Write out each line of the listing as it stands, without the images.
►
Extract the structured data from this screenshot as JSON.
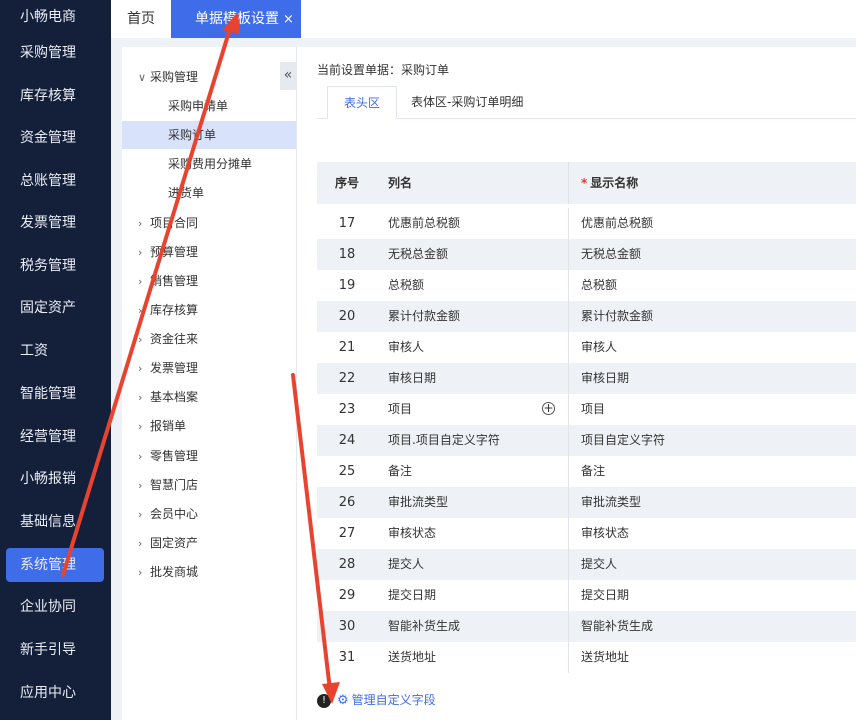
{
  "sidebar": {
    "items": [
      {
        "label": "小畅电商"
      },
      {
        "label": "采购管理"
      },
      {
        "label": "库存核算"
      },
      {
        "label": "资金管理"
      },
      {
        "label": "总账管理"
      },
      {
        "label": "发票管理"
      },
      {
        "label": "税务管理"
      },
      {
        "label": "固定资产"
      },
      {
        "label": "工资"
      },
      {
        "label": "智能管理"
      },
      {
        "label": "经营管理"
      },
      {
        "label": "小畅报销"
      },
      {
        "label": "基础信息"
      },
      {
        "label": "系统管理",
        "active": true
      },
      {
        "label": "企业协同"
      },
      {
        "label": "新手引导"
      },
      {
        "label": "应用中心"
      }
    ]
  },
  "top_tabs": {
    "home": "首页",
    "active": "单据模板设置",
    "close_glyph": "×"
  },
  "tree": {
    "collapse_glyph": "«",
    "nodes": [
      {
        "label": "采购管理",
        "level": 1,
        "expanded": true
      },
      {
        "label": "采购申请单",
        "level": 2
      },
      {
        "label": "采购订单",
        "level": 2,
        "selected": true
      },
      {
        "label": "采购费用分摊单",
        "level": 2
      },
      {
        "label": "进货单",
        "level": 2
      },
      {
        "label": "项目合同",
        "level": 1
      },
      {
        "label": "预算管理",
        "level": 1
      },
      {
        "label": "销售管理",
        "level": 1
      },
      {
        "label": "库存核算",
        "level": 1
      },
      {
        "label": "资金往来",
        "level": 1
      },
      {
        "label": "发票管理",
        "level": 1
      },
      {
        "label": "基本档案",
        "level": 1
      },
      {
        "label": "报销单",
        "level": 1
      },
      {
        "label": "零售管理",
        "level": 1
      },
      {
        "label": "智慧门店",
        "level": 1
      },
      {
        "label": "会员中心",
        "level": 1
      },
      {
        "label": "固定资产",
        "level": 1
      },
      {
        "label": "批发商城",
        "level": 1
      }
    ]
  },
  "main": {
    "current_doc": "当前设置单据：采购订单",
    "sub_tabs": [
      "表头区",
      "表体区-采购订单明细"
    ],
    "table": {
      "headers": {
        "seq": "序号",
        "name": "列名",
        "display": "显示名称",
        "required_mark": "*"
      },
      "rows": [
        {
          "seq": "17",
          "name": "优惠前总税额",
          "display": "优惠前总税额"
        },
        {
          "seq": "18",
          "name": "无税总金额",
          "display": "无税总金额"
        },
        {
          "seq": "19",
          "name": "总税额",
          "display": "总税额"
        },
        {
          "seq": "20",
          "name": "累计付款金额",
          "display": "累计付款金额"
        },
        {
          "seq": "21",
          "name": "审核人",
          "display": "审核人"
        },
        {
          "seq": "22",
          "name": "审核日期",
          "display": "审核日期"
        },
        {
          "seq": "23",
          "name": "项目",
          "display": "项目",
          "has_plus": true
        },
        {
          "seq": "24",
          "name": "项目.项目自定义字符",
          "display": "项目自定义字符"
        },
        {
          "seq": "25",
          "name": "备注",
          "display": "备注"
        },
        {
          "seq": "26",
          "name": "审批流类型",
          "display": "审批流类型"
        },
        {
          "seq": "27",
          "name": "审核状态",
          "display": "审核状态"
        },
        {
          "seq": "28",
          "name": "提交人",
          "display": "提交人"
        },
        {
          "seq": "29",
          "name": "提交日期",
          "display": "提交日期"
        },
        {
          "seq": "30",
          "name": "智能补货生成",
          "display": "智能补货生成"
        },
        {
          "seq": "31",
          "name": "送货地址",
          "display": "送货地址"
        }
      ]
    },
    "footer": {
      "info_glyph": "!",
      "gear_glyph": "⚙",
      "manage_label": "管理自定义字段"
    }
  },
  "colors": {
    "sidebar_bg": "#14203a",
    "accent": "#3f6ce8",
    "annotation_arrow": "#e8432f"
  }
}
◄
FINISHED TASK
Extract the structured data from this screenshot as JSON.
{
  "sidebar": {
    "items": [
      {
        "label": "小畅电商"
      },
      {
        "label": "采购管理"
      },
      {
        "label": "库存核算"
      },
      {
        "label": "资金管理"
      },
      {
        "label": "总账管理"
      },
      {
        "label": "发票管理"
      },
      {
        "label": "税务管理"
      },
      {
        "label": "固定资产"
      },
      {
        "label": "工资"
      },
      {
        "label": "智能管理"
      },
      {
        "label": "经营管理"
      },
      {
        "label": "小畅报销"
      },
      {
        "label": "基础信息"
      },
      {
        "label": "系统管理",
        "active": true
      },
      {
        "label": "企业协同"
      },
      {
        "label": "新手引导"
      },
      {
        "label": "应用中心"
      }
    ]
  },
  "top_tabs": {
    "home": "首页",
    "active": "单据模板设置",
    "close_glyph": "×"
  },
  "tree": {
    "collapse_glyph": "«",
    "nodes": [
      {
        "label": "采购管理",
        "level": 1,
        "expanded": true
      },
      {
        "label": "采购申请单",
        "level": 2
      },
      {
        "label": "采购订单",
        "level": 2,
        "selected": true
      },
      {
        "label": "采购费用分摊单",
        "level": 2
      },
      {
        "label": "进货单",
        "level": 2
      },
      {
        "label": "项目合同",
        "level": 1
      },
      {
        "label": "预算管理",
        "level": 1
      },
      {
        "label": "销售管理",
        "level": 1
      },
      {
        "label": "库存核算",
        "level": 1
      },
      {
        "label": "资金往来",
        "level": 1
      },
      {
        "label": "发票管理",
        "level": 1
      },
      {
        "label": "基本档案",
        "level": 1
      },
      {
        "label": "报销单",
        "level": 1
      },
      {
        "label": "零售管理",
        "level": 1
      },
      {
        "label": "智慧门店",
        "level": 1
      },
      {
        "label": "会员中心",
        "level": 1
      },
      {
        "label": "固定资产",
        "level": 1
      },
      {
        "label": "批发商城",
        "level": 1
      }
    ]
  },
  "main": {
    "current_doc": "当前设置单据：采购订单",
    "sub_tabs": [
      "表头区",
      "表体区-采购订单明细"
    ],
    "table": {
      "headers": {
        "seq": "序号",
        "name": "列名",
        "display": "显示名称",
        "required_mark": "*"
      },
      "rows": [
        {
          "seq": "17",
          "name": "优惠前总税额",
          "display": "优惠前总税额"
        },
        {
          "seq": "18",
          "name": "无税总金额",
          "display": "无税总金额"
        },
        {
          "seq": "19",
          "name": "总税额",
          "display": "总税额"
        },
        {
          "seq": "20",
          "name": "累计付款金额",
          "display": "累计付款金额"
        },
        {
          "seq": "21",
          "name": "审核人",
          "display": "审核人"
        },
        {
          "seq": "22",
          "name": "审核日期",
          "display": "审核日期"
        },
        {
          "seq": "23",
          "name": "项目",
          "display": "项目",
          "has_plus": true
        },
        {
          "seq": "24",
          "name": "项目.项目自定义字符",
          "display": "项目自定义字符"
        },
        {
          "seq": "25",
          "name": "备注",
          "display": "备注"
        },
        {
          "seq": "26",
          "name": "审批流类型",
          "display": "审批流类型"
        },
        {
          "seq": "27",
          "name": "审核状态",
          "display": "审核状态"
        },
        {
          "seq": "28",
          "name": "提交人",
          "display": "提交人"
        },
        {
          "seq": "29",
          "name": "提交日期",
          "display": "提交日期"
        },
        {
          "seq": "30",
          "name": "智能补货生成",
          "display": "智能补货生成"
        },
        {
          "seq": "31",
          "name": "送货地址",
          "display": "送货地址"
        }
      ]
    },
    "footer": {
      "info_glyph": "!",
      "gear_glyph": "⚙",
      "manage_label": "管理自定义字段"
    }
  },
  "colors": {
    "sidebar_bg": "#14203a",
    "accent": "#3f6ce8",
    "annotation_arrow": "#e8432f"
  }
}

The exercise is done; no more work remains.